■ Task prompt:
Where the string "целия" occurs in the material below, report the whole line.

■ Record excerpts:
====

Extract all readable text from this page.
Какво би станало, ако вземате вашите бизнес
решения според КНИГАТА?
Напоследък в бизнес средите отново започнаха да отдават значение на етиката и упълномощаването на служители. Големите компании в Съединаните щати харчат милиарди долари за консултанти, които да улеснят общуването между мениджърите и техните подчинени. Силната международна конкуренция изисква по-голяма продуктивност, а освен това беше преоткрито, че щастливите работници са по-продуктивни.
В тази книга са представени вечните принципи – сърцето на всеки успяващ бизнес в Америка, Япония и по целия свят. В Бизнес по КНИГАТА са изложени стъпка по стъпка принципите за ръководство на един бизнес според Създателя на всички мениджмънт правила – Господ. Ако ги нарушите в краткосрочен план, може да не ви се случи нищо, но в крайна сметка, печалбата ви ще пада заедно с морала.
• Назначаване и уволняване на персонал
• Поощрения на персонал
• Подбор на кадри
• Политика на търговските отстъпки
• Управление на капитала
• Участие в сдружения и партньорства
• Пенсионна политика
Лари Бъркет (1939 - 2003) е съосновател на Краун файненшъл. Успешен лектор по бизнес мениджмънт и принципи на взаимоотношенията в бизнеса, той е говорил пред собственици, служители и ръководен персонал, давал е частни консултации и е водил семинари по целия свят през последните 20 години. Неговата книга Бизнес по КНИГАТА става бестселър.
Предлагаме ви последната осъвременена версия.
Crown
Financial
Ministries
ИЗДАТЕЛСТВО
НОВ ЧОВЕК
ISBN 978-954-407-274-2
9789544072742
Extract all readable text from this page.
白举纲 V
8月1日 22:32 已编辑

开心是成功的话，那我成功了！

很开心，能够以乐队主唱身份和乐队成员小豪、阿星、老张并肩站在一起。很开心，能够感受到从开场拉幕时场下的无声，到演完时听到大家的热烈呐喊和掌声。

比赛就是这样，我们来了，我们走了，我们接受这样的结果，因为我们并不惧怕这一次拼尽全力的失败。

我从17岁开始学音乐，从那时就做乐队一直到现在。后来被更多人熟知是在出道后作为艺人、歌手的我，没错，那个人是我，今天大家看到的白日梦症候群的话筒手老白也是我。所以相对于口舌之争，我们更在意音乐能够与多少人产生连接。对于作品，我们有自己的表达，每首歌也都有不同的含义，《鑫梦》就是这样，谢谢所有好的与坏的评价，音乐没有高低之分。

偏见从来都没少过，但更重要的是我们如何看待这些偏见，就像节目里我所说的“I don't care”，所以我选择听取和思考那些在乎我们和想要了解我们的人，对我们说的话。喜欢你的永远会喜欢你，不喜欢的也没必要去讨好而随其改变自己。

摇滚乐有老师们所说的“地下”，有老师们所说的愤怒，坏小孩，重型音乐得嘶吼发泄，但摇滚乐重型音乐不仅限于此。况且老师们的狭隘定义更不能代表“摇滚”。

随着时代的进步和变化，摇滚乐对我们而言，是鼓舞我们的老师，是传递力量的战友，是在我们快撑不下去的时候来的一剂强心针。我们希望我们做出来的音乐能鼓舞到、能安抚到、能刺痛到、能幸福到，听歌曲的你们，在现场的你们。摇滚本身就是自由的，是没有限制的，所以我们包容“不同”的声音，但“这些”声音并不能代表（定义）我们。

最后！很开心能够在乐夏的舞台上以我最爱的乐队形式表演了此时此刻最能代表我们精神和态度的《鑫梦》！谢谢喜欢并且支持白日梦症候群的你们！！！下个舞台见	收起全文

====

■ Response to this task:
В тази книга са представени вечните принципи – сърцето на всеки успяващ бизнес в Америка, Япония и по целия свят. В Бизнес по КНИГАТА са изложени стъпка по стъпка принципите за ръководство на един бизнес според Създателя на всички мениджмънт правила – Господ. Ако ги нарушите в краткосрочен план, може да не ви се случи нищо, но в крайна сметка, печалбата ви ще пада заедно с морала.
Лари Бъркет (1939 - 2003) е съосновател на Краун файненшъл. Успешен лектор по бизнес мениджмънт и принципи на взаимоотношенията в бизнеса, той е говорил пред собственици, служители и ръководен персонал, давал е частни консултации и е водил семинари по целия свят през последните 20 години. Неговата книга Бизнес по КНИГАТА става бестселър.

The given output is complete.